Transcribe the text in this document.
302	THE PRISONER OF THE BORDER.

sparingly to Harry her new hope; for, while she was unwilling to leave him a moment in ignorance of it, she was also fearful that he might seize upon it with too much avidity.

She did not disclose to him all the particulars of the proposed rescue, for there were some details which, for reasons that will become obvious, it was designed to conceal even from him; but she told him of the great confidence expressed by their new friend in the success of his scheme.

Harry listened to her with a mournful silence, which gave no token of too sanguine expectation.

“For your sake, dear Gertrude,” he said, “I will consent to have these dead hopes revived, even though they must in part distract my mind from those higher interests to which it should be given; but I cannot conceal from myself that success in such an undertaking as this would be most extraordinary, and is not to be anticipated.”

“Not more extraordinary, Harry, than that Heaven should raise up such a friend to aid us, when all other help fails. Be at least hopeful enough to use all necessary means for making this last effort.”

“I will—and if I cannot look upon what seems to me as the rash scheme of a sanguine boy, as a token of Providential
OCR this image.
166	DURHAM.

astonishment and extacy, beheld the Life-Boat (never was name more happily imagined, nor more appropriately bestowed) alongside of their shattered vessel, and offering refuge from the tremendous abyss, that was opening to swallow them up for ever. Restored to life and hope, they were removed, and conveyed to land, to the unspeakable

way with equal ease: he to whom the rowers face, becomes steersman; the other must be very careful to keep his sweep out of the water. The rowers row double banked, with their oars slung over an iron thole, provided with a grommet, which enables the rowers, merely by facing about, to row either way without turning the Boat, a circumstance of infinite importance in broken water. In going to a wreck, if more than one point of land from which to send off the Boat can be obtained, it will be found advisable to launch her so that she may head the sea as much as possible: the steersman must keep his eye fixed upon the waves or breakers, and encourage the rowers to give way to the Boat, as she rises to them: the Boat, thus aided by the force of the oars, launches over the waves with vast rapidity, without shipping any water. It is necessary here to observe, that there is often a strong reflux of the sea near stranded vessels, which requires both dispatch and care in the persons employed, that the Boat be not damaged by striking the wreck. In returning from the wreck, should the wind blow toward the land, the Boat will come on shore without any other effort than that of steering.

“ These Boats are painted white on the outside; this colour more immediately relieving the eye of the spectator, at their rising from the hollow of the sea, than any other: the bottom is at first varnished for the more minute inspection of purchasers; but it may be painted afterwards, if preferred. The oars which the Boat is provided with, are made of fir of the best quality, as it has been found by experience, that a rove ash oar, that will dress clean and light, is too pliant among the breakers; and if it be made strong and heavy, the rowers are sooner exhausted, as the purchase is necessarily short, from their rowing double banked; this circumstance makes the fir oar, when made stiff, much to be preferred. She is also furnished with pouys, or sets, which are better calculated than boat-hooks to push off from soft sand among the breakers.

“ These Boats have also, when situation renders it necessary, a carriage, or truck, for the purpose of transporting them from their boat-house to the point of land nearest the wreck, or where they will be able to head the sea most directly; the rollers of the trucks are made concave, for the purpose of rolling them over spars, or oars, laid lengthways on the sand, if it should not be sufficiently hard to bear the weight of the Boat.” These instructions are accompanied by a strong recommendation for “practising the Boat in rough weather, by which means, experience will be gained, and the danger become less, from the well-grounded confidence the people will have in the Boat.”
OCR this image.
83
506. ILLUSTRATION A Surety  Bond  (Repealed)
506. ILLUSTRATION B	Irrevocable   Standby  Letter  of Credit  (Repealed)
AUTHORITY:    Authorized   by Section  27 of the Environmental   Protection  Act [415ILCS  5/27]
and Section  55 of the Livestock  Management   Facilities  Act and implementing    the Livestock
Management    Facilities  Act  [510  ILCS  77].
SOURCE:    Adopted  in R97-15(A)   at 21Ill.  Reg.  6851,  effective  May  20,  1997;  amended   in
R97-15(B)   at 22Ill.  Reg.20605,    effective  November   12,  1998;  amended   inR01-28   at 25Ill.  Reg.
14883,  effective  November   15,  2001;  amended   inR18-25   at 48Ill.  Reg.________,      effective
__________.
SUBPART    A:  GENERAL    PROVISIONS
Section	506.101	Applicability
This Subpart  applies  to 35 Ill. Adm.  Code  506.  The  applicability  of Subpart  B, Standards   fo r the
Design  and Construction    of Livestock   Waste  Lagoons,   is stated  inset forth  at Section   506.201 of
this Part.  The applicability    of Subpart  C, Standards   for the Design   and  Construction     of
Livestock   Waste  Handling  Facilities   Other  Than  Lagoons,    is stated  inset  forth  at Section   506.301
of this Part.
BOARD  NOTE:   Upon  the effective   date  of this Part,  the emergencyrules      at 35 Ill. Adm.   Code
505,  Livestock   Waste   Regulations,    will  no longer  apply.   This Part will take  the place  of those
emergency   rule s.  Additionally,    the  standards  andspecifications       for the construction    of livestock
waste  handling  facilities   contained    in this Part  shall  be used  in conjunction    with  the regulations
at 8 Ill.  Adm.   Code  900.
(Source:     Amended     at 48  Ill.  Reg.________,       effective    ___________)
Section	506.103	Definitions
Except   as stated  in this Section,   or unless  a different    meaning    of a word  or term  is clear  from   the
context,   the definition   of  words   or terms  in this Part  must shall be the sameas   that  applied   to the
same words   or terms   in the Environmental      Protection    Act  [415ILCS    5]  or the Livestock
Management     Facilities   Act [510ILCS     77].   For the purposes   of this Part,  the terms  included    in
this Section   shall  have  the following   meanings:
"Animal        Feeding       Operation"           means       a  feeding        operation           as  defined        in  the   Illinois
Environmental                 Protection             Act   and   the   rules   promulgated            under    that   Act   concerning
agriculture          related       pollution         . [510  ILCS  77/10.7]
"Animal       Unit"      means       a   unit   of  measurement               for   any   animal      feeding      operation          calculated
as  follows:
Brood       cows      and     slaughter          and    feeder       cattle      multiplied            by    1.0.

········

=== Task details ===
Reproduce the material in full, with no word added or dropped.

=== Full answer ===
Transcribe the text in this document.
302	THE PRISONER OF THE BORDER.

sparingly to Harry her new hope; for, while she was unwilling to leave him a moment in ignorance of it, she was also fearful that he might seize upon it with too much avidity.

She did not disclose to him all the particulars of the proposed rescue, for there were some details which, for reasons that will become obvious, it was designed to conceal even from him; but she told him of the great confidence expressed by their new friend in the success of his scheme.

Harry listened to her with a mournful silence, which gave no token of too sanguine expectation.

“For your sake, dear Gertrude,” he said, “I will consent to have these dead hopes revived, even though they must in part distract my mind from those higher interests to which it should be given; but I cannot conceal from myself that success in such an undertaking as this would be most extraordinary, and is not to be anticipated.”

“Not more extraordinary, Harry, than that Heaven should raise up such a friend to aid us, when all other help fails. Be at least hopeful enough to use all necessary means for making this last effort.”

“I will—and if I cannot look upon what seems to me as the rash scheme of a sanguine boy, as a token of Providential
OCR this image.
166	DURHAM.

astonishment and extacy, beheld the Life-Boat (never was name more happily imagined, nor more appropriately bestowed) alongside of their shattered vessel, and offering refuge from the tremendous abyss, that was opening to swallow them up for ever. Restored to life and hope, they were removed, and conveyed to land, to the unspeakable

way with equal ease: he to whom the rowers face, becomes steersman; the other must be very careful to keep his sweep out of the water. The rowers row double banked, with their oars slung over an iron thole, provided with a grommet, which enables the rowers, merely by facing about, to row either way without turning the Boat, a circumstance of infinite importance in broken water. In going to a wreck, if more than one point of land from which to send off the Boat can be obtained, it will be found advisable to launch her so that she may head the sea as much as possible: the steersman must keep his eye fixed upon the waves or breakers, and encourage the rowers to give way to the Boat, as she rises to them: the Boat, thus aided by the force of the oars, launches over the waves with vast rapidity, without shipping any water. It is necessary here to observe, that there is often a strong reflux of the sea near stranded vessels, which requires both dispatch and care in the persons employed, that the Boat be not damaged by striking the wreck. In returning from the wreck, should the wind blow toward the land, the Boat will come on shore without any other effort than that of steering.

“ These Boats are painted white on the outside; this colour more immediately relieving the eye of the spectator, at their rising from the hollow of the sea, than any other: the bottom is at first varnished for the more minute inspection of purchasers; but it may be painted afterwards, if preferred. The oars which the Boat is provided with, are made of fir of the best quality, as it has been found by experience, that a rove ash oar, that will dress clean and light, is too pliant among the breakers; and if it be made strong and heavy, the rowers are sooner exhausted, as the purchase is necessarily short, from their rowing double banked; this circumstance makes the fir oar, when made stiff, much to be preferred. She is also furnished with pouys, or sets, which are better calculated than boat-hooks to push off from soft sand among the breakers.

“ These Boats have also, when situation renders it necessary, a carriage, or truck, for the purpose of transporting them from their boat-house to the point of land nearest the wreck, or where they will be able to head the sea most directly; the rollers of the trucks are made concave, for the purpose of rolling them over spars, or oars, laid lengthways on the sand, if it should not be sufficiently hard to bear the weight of the Boat.” These instructions are accompanied by a strong recommendation for “practising the Boat in rough weather, by which means, experience will be gained, and the danger become less, from the well-grounded confidence the people will have in the Boat.”
OCR this image.
83
506. ILLUSTRATION A Surety  Bond  (Repealed)
506. ILLUSTRATION B	Irrevocable   Standby  Letter  of Credit  (Repealed)
AUTHORITY:    Authorized   by Section  27 of the Environmental   Protection  Act [415ILCS  5/27]
and Section  55 of the Livestock  Management   Facilities  Act and implementing    the Livestock
Management    Facilities  Act  [510  ILCS  77].
SOURCE:    Adopted  in R97-15(A)   at 21Ill.  Reg.  6851,  effective  May  20,  1997;  amended   in
R97-15(B)   at 22Ill.  Reg.20605,    effective  November   12,  1998;  amended   inR01-28   at 25Ill.  Reg.
14883,  effective  November   15,  2001;  amended   inR18-25   at 48Ill.  Reg.________,      effective
__________.
SUBPART    A:  GENERAL    PROVISIONS
Section	506.101	Applicability
This Subpart  applies  to 35 Ill. Adm.  Code  506.  The  applicability  of Subpart  B, Standards   fo r the
Design  and Construction    of Livestock   Waste  Lagoons,   is stated  inset forth  at Section   506.201 of
this Part.  The applicability    of Subpart  C, Standards   for the Design   and  Construction     of
Livestock   Waste  Handling  Facilities   Other  Than  Lagoons,    is stated  inset  forth  at Section   506.301
of this Part.
BOARD  NOTE:   Upon  the effective   date  of this Part,  the emergencyrules      at 35 Ill. Adm.   Code
505,  Livestock   Waste   Regulations,    will  no longer  apply.   This Part will take  the place  of those
emergency   rule s.  Additionally,    the  standards  andspecifications       for the construction    of livestock
waste  handling  facilities   contained    in this Part  shall  be used  in conjunction    with  the regulations
at 8 Ill.  Adm.   Code  900.
(Source:     Amended     at 48  Ill.  Reg.________,       effective    ___________)
Section	506.103	Definitions
Except   as stated  in this Section,   or unless  a different    meaning    of a word  or term  is clear  from   the
context,   the definition   of  words   or terms  in this Part  must shall be the sameas   that  applied   to the
same words   or terms   in the Environmental      Protection    Act  [415ILCS    5]  or the Livestock
Management     Facilities   Act [510ILCS     77].   For the purposes   of this Part,  the terms  included    in
this Section   shall  have  the following   meanings:
"Animal        Feeding       Operation"           means       a  feeding        operation           as  defined        in  the   Illinois
Environmental                 Protection             Act   and   the   rules   promulgated            under    that   Act   concerning
agriculture          related       pollution         . [510  ILCS  77/10.7]
"Animal       Unit"      means       a   unit   of  measurement               for   any   animal      feeding      operation          calculated
as  follows:
Brood       cows      and     slaughter          and    feeder       cattle      multiplied            by    1.0.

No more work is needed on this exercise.